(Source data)
— Start —

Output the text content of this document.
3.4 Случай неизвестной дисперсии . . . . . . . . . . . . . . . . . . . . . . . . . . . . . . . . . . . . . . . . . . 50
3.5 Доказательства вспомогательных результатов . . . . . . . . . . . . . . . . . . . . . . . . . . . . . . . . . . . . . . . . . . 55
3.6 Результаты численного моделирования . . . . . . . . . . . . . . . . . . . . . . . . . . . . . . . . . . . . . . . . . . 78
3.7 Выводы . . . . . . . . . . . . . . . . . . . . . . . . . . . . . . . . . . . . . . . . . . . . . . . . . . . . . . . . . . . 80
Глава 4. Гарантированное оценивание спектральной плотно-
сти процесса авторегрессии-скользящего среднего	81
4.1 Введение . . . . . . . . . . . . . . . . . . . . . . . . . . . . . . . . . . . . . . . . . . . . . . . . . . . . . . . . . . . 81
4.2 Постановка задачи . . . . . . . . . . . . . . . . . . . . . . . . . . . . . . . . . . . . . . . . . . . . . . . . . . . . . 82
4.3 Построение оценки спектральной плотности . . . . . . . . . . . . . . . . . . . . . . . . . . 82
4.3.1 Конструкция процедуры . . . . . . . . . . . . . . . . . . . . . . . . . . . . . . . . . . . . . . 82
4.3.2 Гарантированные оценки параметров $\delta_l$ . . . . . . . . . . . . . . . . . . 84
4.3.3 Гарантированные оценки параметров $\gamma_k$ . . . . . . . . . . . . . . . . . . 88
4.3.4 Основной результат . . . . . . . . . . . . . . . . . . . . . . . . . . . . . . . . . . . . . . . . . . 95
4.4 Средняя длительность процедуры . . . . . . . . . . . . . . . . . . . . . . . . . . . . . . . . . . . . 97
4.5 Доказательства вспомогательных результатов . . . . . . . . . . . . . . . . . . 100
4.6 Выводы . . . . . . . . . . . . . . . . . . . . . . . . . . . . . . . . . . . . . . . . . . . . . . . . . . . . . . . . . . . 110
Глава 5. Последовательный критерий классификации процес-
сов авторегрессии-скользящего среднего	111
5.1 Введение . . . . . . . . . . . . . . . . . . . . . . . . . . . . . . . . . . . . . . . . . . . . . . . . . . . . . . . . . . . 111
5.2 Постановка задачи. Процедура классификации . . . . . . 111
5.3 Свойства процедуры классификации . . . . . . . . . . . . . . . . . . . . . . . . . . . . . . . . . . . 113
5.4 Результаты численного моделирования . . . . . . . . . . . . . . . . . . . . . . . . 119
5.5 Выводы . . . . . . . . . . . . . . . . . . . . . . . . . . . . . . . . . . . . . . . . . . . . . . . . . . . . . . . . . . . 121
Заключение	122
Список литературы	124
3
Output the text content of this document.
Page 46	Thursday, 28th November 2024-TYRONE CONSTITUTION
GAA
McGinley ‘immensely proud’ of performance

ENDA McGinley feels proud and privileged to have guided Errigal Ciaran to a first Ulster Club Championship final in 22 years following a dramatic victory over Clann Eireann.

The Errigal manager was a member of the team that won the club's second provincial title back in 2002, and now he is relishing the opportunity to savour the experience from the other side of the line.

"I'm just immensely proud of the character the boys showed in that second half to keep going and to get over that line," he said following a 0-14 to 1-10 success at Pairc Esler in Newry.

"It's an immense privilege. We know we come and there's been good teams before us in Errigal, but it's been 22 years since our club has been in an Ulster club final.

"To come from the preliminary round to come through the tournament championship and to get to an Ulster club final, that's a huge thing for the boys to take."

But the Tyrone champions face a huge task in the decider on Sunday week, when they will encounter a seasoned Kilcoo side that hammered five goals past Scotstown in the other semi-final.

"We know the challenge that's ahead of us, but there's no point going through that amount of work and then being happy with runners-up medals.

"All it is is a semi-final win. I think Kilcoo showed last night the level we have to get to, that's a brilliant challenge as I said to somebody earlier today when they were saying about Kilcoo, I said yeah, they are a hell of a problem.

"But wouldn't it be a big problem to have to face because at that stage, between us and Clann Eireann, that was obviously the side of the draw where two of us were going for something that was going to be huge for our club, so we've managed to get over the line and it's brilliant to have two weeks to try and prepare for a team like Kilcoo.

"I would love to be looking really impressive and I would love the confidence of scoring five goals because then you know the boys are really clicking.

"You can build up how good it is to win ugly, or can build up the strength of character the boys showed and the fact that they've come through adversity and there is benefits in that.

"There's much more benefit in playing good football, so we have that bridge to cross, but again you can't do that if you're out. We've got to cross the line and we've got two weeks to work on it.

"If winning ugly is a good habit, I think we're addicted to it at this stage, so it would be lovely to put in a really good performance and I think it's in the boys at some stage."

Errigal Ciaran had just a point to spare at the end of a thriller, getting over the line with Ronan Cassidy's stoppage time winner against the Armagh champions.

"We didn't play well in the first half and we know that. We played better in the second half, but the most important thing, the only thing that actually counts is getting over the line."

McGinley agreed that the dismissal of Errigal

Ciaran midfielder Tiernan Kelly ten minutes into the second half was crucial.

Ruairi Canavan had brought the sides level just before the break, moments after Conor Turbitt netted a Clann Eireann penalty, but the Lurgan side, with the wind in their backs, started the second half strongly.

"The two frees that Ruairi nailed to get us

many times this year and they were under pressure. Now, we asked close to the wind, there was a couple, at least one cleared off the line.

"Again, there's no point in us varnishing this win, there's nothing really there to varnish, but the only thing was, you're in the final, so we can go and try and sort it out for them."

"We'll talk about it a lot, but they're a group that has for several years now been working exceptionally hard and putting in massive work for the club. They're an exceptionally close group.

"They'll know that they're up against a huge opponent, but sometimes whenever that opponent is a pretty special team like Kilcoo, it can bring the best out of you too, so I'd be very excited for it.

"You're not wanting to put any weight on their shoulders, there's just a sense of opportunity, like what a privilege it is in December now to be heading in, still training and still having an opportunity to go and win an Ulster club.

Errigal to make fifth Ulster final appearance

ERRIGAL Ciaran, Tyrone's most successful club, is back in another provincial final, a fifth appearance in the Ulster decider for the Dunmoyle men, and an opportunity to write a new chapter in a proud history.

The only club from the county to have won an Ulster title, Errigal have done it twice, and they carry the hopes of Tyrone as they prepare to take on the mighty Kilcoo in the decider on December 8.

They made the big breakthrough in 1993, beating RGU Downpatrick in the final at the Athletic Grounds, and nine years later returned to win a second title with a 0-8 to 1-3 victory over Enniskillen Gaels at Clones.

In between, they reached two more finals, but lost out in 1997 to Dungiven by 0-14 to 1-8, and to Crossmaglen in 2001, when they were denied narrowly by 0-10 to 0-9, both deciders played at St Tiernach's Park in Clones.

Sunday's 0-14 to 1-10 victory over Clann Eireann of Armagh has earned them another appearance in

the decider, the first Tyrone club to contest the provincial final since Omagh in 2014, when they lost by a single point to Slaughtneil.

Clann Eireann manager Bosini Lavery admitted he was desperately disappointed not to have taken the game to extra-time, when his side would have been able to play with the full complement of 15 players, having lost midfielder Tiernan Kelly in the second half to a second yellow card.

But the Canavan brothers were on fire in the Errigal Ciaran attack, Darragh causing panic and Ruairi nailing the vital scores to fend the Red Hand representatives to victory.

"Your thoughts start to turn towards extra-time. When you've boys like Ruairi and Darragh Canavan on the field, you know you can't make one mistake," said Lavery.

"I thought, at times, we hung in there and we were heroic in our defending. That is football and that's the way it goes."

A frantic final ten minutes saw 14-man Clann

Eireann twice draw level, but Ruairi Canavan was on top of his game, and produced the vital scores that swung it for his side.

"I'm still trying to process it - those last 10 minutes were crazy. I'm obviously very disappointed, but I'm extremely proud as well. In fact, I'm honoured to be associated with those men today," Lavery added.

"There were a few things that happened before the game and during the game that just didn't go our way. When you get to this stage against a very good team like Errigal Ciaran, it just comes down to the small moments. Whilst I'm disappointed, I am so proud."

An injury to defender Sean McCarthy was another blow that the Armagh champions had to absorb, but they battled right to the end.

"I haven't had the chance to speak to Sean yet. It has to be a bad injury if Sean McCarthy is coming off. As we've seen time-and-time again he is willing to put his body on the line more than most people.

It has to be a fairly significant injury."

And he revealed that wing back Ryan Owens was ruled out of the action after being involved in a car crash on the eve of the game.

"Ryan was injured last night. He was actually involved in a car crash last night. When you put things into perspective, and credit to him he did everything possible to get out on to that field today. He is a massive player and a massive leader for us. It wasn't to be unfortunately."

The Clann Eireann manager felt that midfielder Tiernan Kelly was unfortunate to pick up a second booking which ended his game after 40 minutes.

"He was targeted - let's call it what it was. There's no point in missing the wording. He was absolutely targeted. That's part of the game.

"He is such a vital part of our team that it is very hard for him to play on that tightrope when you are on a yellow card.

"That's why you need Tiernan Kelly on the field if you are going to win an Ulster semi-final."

— End —

**WRITTEN EXERCISE:** Write out every line from the entries where "скользящего" appears.

**ANSWER IN FULL:**
сти процесса авторегрессии-скользящего среднего	81
сов авторегрессии-скользящего среднего	111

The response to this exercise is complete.